### [EXERCISE]
Copy the records below exactly as they appear.

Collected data
◆ ◆ ◆ ◆ ◆
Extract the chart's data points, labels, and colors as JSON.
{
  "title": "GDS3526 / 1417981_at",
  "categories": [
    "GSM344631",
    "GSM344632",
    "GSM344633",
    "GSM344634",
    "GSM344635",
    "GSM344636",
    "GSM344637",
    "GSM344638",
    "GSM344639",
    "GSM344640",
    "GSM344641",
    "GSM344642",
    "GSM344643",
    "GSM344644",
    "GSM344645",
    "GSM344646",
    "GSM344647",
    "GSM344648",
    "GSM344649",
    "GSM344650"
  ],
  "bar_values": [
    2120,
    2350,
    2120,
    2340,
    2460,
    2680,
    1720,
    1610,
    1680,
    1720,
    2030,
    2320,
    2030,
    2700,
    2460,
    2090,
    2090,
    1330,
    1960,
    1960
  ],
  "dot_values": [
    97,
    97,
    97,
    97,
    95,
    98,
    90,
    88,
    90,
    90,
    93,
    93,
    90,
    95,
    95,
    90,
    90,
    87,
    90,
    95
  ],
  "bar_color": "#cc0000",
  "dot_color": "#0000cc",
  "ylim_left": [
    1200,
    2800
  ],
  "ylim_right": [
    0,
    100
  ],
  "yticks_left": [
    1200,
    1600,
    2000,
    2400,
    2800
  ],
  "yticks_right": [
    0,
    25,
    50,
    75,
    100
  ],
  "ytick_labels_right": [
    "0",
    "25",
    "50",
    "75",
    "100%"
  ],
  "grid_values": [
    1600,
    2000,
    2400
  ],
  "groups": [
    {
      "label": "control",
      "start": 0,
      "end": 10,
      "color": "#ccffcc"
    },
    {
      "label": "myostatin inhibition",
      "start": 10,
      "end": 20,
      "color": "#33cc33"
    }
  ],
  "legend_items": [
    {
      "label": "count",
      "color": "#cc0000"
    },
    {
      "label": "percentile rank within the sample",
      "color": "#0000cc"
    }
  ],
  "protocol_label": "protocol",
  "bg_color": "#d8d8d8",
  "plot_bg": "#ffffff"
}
◆ ◆ ◆ ◆ ◆
### [IN RESPONSE]
Extract the chart's data points, labels, and colors as JSON.
{
  "title": "GDS3526 / 1417981_at",
  "categories": [
    "GSM344631",
    "GSM344632",
    "GSM344633",
    "GSM344634",
    "GSM344635",
    "GSM344636",
    "GSM344637",
    "GSM344638",
    "GSM344639",
    "GSM344640",
    "GSM344641",
    "GSM344642",
    "GSM344643",
    "GSM344644",
    "GSM344645",
    "GSM344646",
    "GSM344647",
    "GSM344648",
    "GSM344649",
    "GSM344650"
  ],
  "bar_values": [
    2120,
    2350,
    2120,
    2340,
    2460,
    2680,
    1720,
    1610,
    1680,
    1720,
    2030,
    2320,
    2030,
    2700,
    2460,
    2090,
    2090,
    1330,
    1960,
    1960
  ],
  "dot_values": [
    97,
    97,
    97,
    97,
    95,
    98,
    90,
    88,
    90,
    90,
    93,
    93,
    90,
    95,
    95,
    90,
    90,
    87,
    90,
    95
  ],
  "bar_color": "#cc0000",
  "dot_color": "#0000cc",
  "ylim_left": [
    1200,
    2800
  ],
  "ylim_right": [
    0,
    100
  ],
  "yticks_left": [
    1200,
    1600,
    2000,
    2400,
    2800
  ],
  "yticks_right": [
    0,
    25,
    50,
    75,
    100
  ],
  "ytick_labels_right": [
    "0",
    "25",
    "50",
    "75",
    "100%"
  ],
  "grid_values": [
    1600,
    2000,
    2400
  ],
  "groups": [
    {
      "label": "control",
      "start": 0,
      "end": 10,
      "color": "#ccffcc"
    },
    {
      "label": "myostatin inhibition",
      "start": 10,
      "end": 20,
      "color": "#33cc33"
    }
  ],
  "legend_items": [
    {
      "label": "count",
      "color": "#cc0000"
    },
    {
      "label": "percentile rank within the sample",
      "color": "#0000cc"
    }
  ],
  "protocol_label": "protocol",
  "bg_color": "#d8d8d8",
  "plot_bg": "#ffffff"
}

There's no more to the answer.